[Item position listing]
— Start —
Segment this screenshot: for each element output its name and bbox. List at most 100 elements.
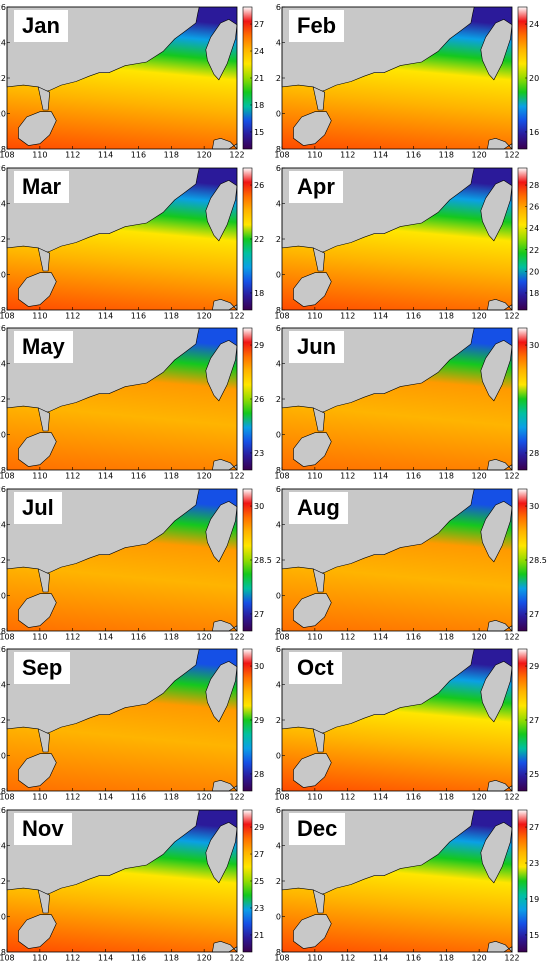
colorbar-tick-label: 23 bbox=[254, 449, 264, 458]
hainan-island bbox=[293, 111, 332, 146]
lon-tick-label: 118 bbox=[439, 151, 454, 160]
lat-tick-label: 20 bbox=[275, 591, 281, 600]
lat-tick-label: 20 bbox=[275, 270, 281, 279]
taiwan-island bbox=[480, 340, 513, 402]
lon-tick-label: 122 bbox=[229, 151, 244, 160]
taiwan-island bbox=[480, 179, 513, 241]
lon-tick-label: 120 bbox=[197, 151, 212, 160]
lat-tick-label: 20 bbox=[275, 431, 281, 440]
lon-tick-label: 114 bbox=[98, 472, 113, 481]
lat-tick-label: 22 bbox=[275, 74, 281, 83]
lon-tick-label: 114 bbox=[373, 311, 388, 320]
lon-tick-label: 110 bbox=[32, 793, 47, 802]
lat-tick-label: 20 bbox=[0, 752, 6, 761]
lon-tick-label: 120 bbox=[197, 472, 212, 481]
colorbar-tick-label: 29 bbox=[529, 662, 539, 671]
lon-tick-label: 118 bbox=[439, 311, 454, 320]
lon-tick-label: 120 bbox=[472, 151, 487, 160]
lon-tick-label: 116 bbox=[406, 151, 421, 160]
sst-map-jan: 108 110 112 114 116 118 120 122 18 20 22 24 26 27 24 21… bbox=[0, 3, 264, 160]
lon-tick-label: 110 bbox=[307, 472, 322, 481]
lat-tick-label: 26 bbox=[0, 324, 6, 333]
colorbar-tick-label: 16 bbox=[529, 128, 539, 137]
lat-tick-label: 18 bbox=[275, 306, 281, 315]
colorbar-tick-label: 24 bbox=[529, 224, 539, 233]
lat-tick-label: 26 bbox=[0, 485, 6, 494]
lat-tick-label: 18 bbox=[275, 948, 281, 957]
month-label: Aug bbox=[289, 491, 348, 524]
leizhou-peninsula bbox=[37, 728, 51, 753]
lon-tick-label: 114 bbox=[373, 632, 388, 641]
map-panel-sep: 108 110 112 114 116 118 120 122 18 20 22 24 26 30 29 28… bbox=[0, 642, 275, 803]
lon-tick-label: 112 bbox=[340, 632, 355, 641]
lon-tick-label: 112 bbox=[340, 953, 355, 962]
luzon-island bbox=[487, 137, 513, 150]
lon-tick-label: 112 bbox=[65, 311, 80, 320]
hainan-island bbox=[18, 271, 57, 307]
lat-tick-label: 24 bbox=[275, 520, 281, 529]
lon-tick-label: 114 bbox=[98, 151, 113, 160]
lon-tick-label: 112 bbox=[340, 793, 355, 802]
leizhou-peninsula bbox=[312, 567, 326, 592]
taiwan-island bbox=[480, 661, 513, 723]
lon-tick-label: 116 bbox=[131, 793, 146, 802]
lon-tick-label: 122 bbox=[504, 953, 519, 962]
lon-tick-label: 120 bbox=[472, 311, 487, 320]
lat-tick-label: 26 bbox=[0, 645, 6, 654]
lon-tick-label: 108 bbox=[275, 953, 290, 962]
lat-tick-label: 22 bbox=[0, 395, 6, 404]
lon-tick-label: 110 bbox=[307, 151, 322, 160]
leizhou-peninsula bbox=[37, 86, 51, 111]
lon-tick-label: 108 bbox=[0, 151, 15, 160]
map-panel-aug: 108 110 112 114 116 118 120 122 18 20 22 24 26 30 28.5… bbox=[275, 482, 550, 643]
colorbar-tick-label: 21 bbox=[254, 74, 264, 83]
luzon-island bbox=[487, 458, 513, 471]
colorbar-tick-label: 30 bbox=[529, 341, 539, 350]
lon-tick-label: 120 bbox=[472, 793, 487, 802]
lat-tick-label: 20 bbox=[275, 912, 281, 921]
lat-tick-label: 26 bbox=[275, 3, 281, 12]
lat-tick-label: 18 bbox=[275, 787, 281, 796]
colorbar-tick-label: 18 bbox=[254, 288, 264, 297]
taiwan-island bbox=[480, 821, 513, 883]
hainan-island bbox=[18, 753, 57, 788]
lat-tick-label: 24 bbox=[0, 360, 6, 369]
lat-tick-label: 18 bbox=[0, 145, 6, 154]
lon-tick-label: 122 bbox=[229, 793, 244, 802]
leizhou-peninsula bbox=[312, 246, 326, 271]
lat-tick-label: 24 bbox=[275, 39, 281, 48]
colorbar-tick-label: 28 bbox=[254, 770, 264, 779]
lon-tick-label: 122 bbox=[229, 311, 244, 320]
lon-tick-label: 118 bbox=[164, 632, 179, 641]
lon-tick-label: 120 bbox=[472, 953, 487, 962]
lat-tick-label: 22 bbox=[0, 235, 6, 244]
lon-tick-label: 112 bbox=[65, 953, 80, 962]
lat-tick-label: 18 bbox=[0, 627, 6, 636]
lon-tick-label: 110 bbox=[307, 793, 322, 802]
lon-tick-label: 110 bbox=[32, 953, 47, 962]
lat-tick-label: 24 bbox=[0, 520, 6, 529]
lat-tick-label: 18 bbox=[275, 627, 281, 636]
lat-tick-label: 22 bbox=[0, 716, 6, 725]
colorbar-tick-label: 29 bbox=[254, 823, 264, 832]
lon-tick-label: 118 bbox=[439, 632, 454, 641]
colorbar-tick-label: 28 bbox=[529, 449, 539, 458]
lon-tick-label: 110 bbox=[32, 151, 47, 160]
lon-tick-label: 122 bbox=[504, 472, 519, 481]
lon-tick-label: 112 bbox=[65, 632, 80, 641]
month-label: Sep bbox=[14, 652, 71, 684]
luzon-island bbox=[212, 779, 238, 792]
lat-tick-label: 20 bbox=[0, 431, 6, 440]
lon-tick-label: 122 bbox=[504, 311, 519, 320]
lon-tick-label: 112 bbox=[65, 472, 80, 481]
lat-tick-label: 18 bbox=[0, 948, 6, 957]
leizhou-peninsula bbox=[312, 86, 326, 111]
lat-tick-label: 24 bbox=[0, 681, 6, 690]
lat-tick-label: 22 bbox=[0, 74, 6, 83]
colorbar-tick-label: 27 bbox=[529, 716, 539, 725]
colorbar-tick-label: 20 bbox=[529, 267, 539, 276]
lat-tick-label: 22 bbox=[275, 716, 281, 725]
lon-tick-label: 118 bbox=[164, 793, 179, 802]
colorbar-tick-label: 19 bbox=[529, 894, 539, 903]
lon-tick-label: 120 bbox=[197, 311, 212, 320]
— End —
[DIRECTIVE] Transcribe every line of the listing above word for word, leaving out the pictures.

[EXERCISE RESPONSE]
Segment this screenshot: for each element output its name and bbox. List at most 100 elements.
colorbar-tick-label: 23 bbox=[254, 449, 264, 458]
hainan-island bbox=[293, 111, 332, 146]
lon-tick-label: 118 bbox=[439, 151, 454, 160]
lat-tick-label: 20 bbox=[275, 591, 281, 600]
lat-tick-label: 20 bbox=[275, 270, 281, 279]
taiwan-island bbox=[480, 340, 513, 402]
lon-tick-label: 122 bbox=[229, 151, 244, 160]
taiwan-island bbox=[480, 179, 513, 241]
lon-tick-label: 120 bbox=[197, 151, 212, 160]
lat-tick-label: 20 bbox=[275, 431, 281, 440]
lon-tick-label: 114 bbox=[98, 472, 113, 481]
lat-tick-label: 22 bbox=[275, 74, 281, 83]
lon-tick-label: 114 bbox=[373, 311, 388, 320]
lon-tick-label: 110 bbox=[32, 793, 47, 802]
lat-tick-label: 20 bbox=[0, 752, 6, 761]
lon-tick-label: 120 bbox=[197, 472, 212, 481]
colorbar-tick-label: 29 bbox=[529, 662, 539, 671]
lon-tick-label: 118 bbox=[439, 311, 454, 320]
lon-tick-label: 120 bbox=[472, 151, 487, 160]
lon-tick-label: 116 bbox=[406, 151, 421, 160]
sst-map-jan: 108 110 112 114 116 118 120 122 18 20 22 24 26 27 24 21… bbox=[0, 3, 264, 160]
lon-tick-label: 110 bbox=[307, 472, 322, 481]
lat-tick-label: 26 bbox=[0, 324, 6, 333]
colorbar-tick-label: 16 bbox=[529, 128, 539, 137]
lat-tick-label: 18 bbox=[275, 306, 281, 315]
colorbar-tick-label: 24 bbox=[529, 224, 539, 233]
lat-tick-label: 26 bbox=[0, 485, 6, 494]
lat-tick-label: 18 bbox=[275, 948, 281, 957]
month-label: Aug bbox=[289, 491, 348, 524]
leizhou-peninsula bbox=[37, 728, 51, 753]
lon-tick-label: 114 bbox=[373, 632, 388, 641]
map-panel-sep: 108 110 112 114 116 118 120 122 18 20 22 24 26 30 29 28… bbox=[0, 642, 275, 803]
lon-tick-label: 112 bbox=[340, 632, 355, 641]
lon-tick-label: 112 bbox=[340, 953, 355, 962]
luzon-island bbox=[487, 137, 513, 150]
lon-tick-label: 112 bbox=[65, 311, 80, 320]
hainan-island bbox=[18, 271, 57, 307]
lat-tick-label: 24 bbox=[275, 520, 281, 529]
lon-tick-label: 114 bbox=[98, 151, 113, 160]
lon-tick-label: 112 bbox=[340, 793, 355, 802]
leizhou-peninsula bbox=[312, 567, 326, 592]
taiwan-island bbox=[480, 661, 513, 723]
lon-tick-label: 116 bbox=[131, 793, 146, 802]
lon-tick-label: 122 bbox=[504, 953, 519, 962]
lon-tick-label: 120 bbox=[472, 311, 487, 320]
lat-tick-label: 26 bbox=[0, 645, 6, 654]
lon-tick-label: 108 bbox=[275, 953, 290, 962]
lat-tick-label: 22 bbox=[0, 395, 6, 404]
lon-tick-label: 110 bbox=[307, 151, 322, 160]
leizhou-peninsula bbox=[37, 86, 51, 111]
lon-tick-label: 108 bbox=[0, 151, 15, 160]
map-panel-aug: 108 110 112 114 116 118 120 122 18 20 22 24 26 30 28.5… bbox=[275, 482, 550, 643]
colorbar-tick-label: 21 bbox=[254, 74, 264, 83]
luzon-island bbox=[487, 458, 513, 471]
colorbar-tick-label: 30 bbox=[529, 341, 539, 350]
lon-tick-label: 120 bbox=[472, 793, 487, 802]
lat-tick-label: 20 bbox=[275, 912, 281, 921]
lat-tick-label: 26 bbox=[275, 3, 281, 12]
lat-tick-label: 18 bbox=[275, 787, 281, 796]
colorbar-tick-label: 18 bbox=[254, 288, 264, 297]
taiwan-island bbox=[480, 821, 513, 883]
hainan-island bbox=[18, 753, 57, 788]
lat-tick-label: 24 bbox=[0, 360, 6, 369]
lat-tick-label: 18 bbox=[0, 145, 6, 154]
lon-tick-label: 122 bbox=[229, 793, 244, 802]
leizhou-peninsula bbox=[312, 246, 326, 271]
lat-tick-label: 24 bbox=[275, 39, 281, 48]
colorbar-tick-label: 28 bbox=[254, 770, 264, 779]
lon-tick-label: 122 bbox=[229, 311, 244, 320]
lon-tick-label: 118 bbox=[164, 632, 179, 641]
lon-tick-label: 120 bbox=[472, 953, 487, 962]
lat-tick-label: 22 bbox=[0, 235, 6, 244]
lon-tick-label: 112 bbox=[65, 953, 80, 962]
lat-tick-label: 18 bbox=[0, 627, 6, 636]
lon-tick-label: 110 bbox=[307, 793, 322, 802]
lon-tick-label: 110 bbox=[32, 953, 47, 962]
lat-tick-label: 24 bbox=[0, 520, 6, 529]
lat-tick-label: 18 bbox=[275, 627, 281, 636]
lat-tick-label: 22 bbox=[0, 716, 6, 725]
colorbar-tick-label: 29 bbox=[254, 823, 264, 832]
lon-tick-label: 118 bbox=[439, 632, 454, 641]
colorbar-tick-label: 28 bbox=[529, 449, 539, 458]
lon-tick-label: 110 bbox=[32, 151, 47, 160]
lon-tick-label: 122 bbox=[504, 472, 519, 481]
lon-tick-label: 112 bbox=[65, 632, 80, 641]
month-label: Sep bbox=[14, 652, 71, 684]
luzon-island bbox=[212, 779, 238, 792]
lat-tick-label: 20 bbox=[0, 431, 6, 440]
lon-tick-label: 122 bbox=[504, 311, 519, 320]
lon-tick-label: 112 bbox=[65, 472, 80, 481]
lat-tick-label: 18 bbox=[0, 948, 6, 957]
leizhou-peninsula bbox=[312, 86, 326, 111]
lat-tick-label: 24 bbox=[0, 681, 6, 690]
lat-tick-label: 22 bbox=[0, 74, 6, 83]
colorbar-tick-label: 27 bbox=[529, 716, 539, 725]
colorbar-tick-label: 20 bbox=[529, 267, 539, 276]
lat-tick-label: 22 bbox=[275, 716, 281, 725]
lon-tick-label: 118 bbox=[164, 793, 179, 802]
colorbar-tick-label: 19 bbox=[529, 894, 539, 903]
lon-tick-label: 120 bbox=[197, 311, 212, 320]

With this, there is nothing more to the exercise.